## Stated exercise
Only the number is wanted: count the lines that include the word "involved".

## Extracts from a graphics dataset
_ _ _

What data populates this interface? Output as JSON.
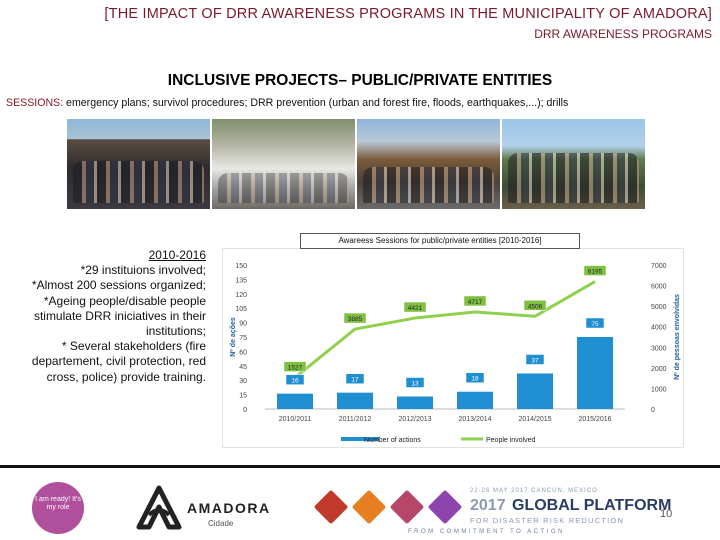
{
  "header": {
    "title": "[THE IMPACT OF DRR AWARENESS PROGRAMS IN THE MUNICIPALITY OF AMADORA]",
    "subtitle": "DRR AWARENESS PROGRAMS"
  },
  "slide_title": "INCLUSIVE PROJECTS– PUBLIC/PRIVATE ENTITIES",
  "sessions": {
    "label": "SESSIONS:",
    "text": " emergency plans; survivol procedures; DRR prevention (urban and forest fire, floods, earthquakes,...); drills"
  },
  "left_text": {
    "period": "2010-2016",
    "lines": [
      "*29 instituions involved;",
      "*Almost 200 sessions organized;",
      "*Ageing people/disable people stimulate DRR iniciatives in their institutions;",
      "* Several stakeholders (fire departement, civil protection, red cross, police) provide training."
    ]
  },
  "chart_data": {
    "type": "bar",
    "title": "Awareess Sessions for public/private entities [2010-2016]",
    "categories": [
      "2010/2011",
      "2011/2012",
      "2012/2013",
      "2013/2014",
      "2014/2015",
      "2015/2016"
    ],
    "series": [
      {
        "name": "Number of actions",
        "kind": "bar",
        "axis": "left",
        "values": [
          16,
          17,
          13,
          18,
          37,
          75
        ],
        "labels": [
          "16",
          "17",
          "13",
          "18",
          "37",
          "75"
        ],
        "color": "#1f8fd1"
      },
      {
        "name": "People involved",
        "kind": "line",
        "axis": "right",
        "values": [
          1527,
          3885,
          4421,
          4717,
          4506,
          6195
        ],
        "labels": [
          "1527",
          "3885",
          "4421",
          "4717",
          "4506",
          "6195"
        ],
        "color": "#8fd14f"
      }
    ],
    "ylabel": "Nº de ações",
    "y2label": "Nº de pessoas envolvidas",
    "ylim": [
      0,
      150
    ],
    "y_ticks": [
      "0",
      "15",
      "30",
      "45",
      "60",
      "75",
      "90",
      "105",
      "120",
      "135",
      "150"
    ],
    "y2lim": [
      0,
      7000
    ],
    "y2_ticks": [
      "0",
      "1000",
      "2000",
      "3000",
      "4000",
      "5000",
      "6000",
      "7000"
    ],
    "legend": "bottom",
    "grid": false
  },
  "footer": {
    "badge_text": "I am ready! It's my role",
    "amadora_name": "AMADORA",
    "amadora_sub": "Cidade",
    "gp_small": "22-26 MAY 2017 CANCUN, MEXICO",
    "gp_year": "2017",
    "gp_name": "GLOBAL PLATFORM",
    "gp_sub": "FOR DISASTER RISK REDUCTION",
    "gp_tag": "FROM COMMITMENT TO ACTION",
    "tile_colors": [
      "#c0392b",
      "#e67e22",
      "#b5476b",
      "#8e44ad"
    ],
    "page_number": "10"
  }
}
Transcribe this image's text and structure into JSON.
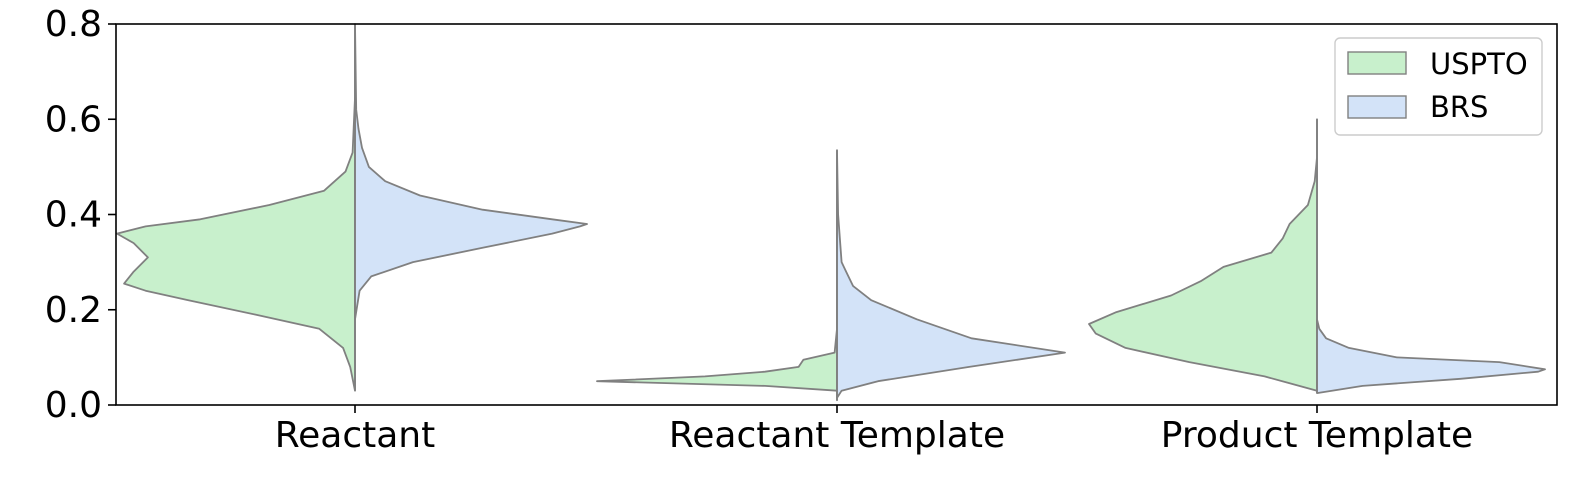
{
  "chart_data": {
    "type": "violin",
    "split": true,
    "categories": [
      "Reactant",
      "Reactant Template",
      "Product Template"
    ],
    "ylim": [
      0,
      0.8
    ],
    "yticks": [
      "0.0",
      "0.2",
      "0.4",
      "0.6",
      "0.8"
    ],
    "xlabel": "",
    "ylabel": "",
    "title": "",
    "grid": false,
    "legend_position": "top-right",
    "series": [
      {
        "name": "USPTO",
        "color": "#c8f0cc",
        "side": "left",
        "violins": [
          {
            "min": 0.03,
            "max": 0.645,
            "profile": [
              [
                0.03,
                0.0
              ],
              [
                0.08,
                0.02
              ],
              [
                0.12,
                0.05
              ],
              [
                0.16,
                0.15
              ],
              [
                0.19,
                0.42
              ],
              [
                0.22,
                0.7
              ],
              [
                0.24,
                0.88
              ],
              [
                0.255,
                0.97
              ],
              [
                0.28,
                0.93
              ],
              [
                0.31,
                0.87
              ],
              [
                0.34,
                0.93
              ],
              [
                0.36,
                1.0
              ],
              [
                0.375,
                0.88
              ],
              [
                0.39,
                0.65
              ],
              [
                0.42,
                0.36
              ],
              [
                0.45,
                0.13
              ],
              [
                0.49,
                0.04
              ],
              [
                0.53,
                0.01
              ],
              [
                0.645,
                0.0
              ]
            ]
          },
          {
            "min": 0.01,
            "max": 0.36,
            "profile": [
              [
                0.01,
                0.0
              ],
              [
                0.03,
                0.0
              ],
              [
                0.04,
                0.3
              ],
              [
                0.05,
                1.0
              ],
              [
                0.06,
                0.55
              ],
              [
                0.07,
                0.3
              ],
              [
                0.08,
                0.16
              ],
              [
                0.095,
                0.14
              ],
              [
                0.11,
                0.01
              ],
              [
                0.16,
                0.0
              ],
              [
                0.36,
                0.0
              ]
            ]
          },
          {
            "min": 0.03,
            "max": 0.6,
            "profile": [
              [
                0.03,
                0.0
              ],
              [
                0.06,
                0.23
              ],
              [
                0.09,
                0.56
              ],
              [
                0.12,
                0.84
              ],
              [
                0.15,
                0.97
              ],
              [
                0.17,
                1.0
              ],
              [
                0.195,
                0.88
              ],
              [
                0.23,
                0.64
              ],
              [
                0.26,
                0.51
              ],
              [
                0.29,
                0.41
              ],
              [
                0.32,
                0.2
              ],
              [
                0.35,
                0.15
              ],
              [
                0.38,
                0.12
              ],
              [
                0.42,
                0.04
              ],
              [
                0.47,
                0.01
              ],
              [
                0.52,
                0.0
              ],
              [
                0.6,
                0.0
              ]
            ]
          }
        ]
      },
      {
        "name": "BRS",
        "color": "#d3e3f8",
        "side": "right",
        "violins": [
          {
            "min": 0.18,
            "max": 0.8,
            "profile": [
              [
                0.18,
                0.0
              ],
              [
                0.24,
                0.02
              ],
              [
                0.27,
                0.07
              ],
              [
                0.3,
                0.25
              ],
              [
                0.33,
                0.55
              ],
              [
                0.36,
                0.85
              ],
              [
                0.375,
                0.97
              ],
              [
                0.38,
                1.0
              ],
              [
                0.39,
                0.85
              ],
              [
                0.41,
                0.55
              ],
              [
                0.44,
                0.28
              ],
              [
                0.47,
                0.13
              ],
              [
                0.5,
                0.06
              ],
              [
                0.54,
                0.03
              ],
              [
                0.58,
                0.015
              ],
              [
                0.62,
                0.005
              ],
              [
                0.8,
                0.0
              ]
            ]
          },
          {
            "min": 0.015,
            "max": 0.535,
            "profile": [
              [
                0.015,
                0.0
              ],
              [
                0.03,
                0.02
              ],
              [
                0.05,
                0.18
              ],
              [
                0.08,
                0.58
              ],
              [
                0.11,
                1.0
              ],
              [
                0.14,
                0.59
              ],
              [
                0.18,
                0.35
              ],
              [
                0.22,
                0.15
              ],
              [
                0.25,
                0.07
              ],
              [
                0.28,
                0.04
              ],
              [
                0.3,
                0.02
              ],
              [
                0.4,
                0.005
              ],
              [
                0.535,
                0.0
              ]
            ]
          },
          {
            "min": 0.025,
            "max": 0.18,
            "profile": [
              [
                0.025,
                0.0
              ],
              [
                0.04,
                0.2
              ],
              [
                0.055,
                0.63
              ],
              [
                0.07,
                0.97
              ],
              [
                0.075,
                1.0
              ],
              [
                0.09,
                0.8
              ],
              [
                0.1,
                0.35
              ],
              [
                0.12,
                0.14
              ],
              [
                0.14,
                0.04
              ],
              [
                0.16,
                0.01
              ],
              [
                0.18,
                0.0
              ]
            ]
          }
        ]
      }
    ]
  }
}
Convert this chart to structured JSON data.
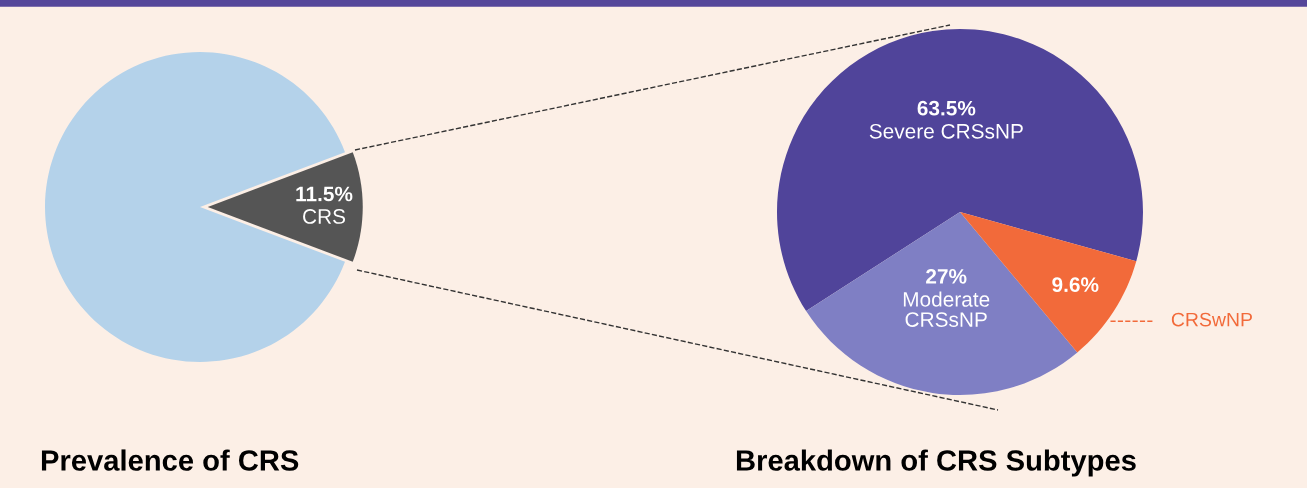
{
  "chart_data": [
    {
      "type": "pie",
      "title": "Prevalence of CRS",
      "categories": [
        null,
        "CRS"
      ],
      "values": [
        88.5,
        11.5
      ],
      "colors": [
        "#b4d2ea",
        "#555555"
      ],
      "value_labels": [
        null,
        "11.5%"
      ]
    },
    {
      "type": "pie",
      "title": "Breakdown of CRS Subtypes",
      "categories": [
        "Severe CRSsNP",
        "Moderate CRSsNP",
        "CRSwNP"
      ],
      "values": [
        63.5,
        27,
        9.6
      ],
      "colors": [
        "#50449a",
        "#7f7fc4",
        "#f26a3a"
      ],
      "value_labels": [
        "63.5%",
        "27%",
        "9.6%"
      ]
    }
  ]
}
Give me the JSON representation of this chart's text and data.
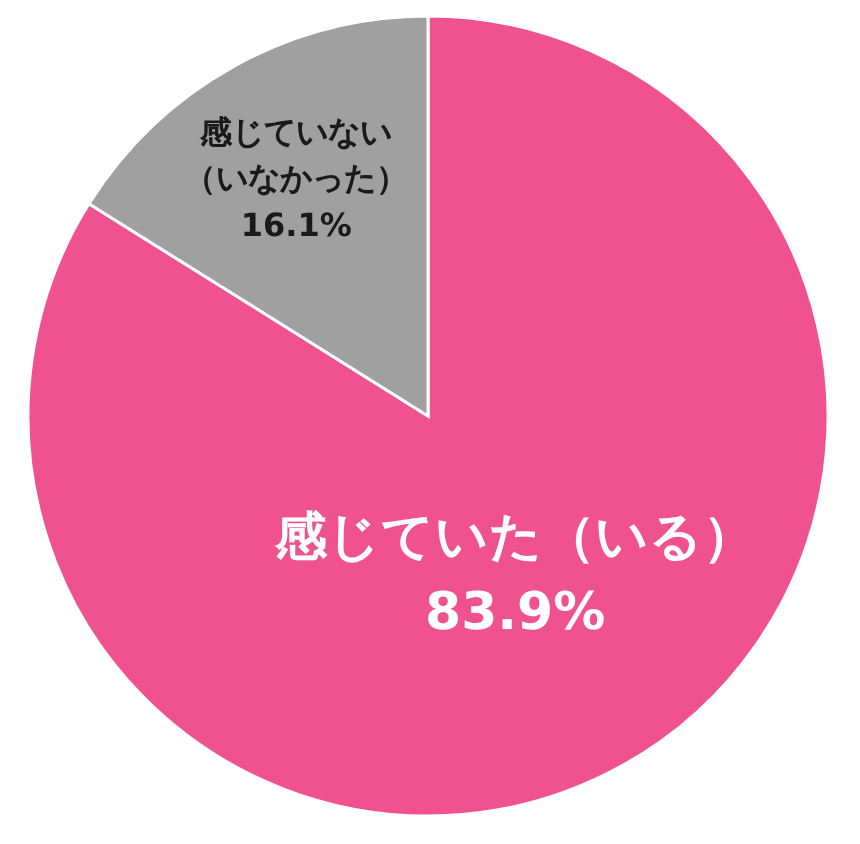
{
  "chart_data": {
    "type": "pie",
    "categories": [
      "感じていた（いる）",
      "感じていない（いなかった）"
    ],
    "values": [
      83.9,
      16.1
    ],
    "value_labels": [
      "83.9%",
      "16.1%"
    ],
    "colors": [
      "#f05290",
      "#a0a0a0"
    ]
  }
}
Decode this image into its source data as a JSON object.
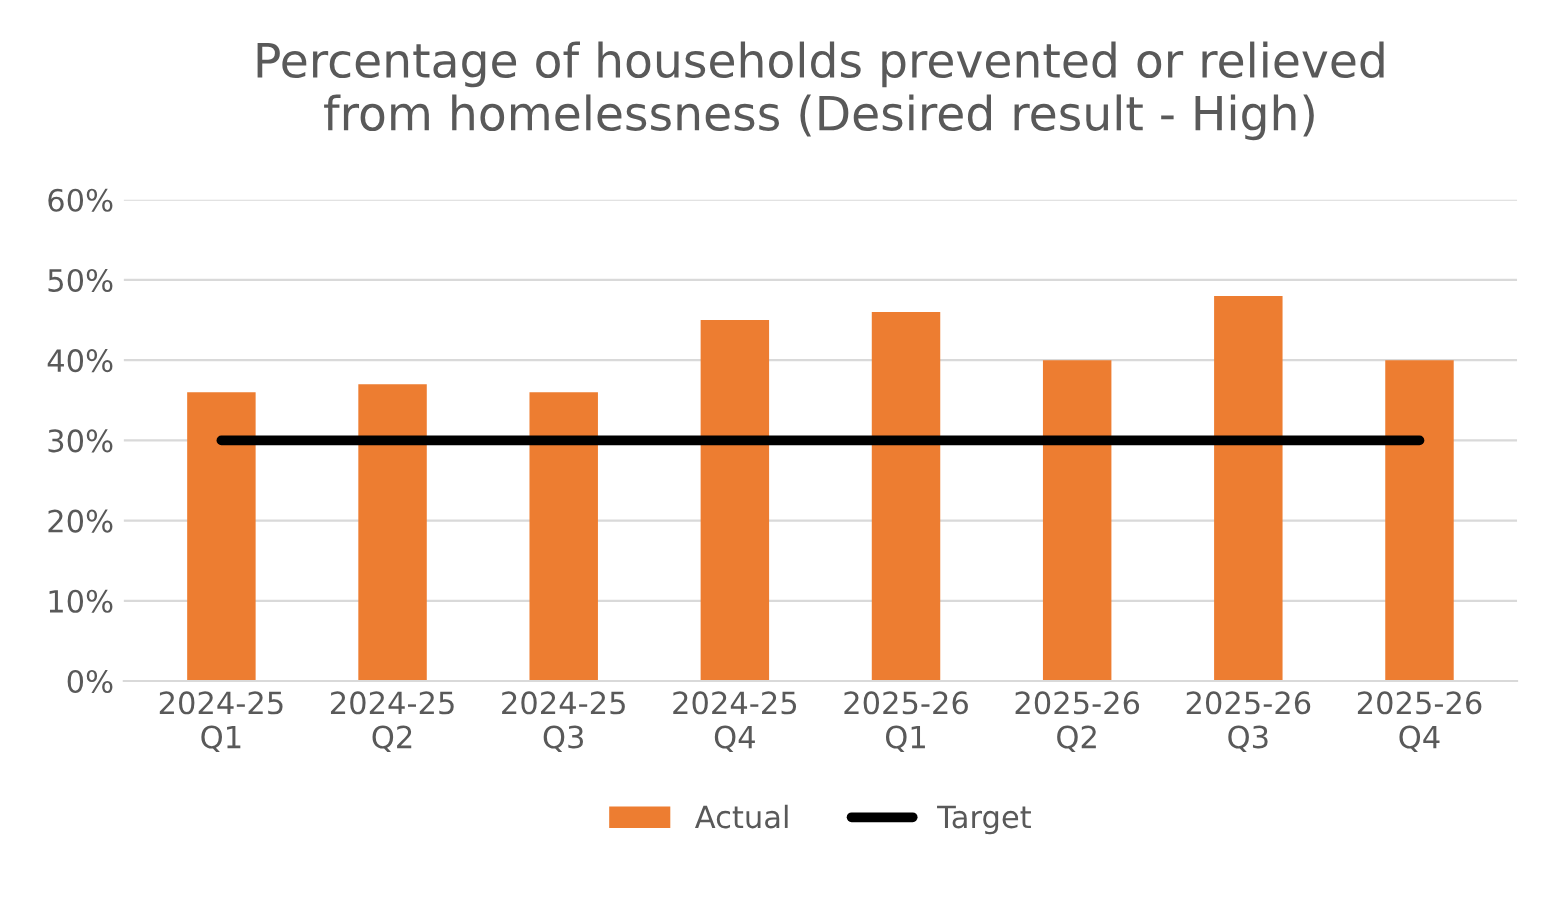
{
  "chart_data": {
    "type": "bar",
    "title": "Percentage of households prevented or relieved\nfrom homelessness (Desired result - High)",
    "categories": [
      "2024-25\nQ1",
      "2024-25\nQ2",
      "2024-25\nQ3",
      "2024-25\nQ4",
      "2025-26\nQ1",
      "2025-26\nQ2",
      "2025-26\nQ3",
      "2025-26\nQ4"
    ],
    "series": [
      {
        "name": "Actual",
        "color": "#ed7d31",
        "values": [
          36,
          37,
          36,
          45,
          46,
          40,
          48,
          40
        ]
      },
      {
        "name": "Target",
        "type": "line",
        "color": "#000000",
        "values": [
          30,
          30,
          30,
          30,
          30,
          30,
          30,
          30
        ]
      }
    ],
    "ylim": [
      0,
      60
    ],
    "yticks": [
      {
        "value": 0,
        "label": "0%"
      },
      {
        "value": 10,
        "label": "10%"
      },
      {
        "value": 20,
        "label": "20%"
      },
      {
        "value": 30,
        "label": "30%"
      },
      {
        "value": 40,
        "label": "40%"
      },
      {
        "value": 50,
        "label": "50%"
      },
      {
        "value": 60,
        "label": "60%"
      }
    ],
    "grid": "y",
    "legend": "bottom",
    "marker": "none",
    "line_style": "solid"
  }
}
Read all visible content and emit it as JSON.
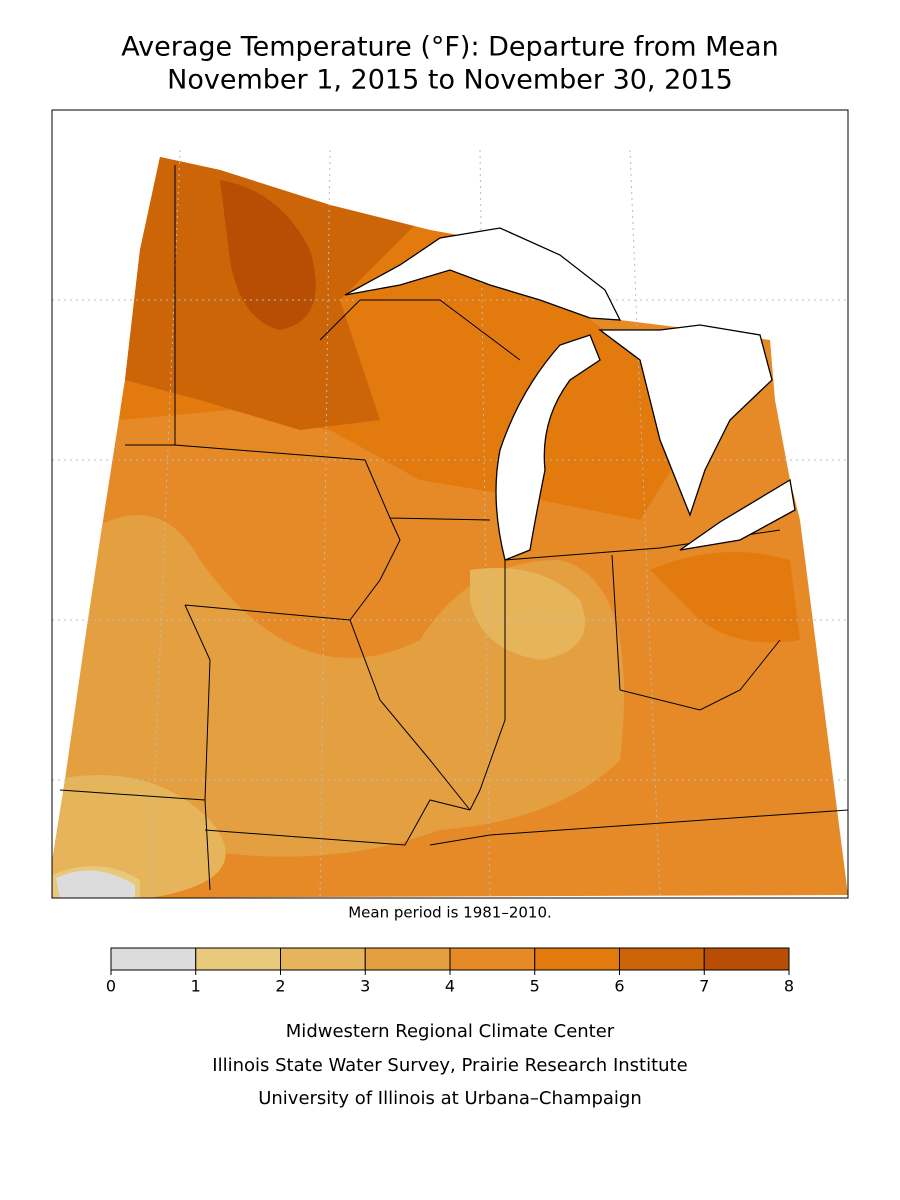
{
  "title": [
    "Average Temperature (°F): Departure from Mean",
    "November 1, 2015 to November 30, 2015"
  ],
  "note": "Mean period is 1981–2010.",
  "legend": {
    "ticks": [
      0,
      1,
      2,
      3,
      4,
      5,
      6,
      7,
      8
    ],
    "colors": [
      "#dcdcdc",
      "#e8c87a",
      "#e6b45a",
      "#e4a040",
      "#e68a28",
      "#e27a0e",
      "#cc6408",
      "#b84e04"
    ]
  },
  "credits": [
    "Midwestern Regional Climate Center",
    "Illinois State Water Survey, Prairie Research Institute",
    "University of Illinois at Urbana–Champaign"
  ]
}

_ _ _

## Task result
2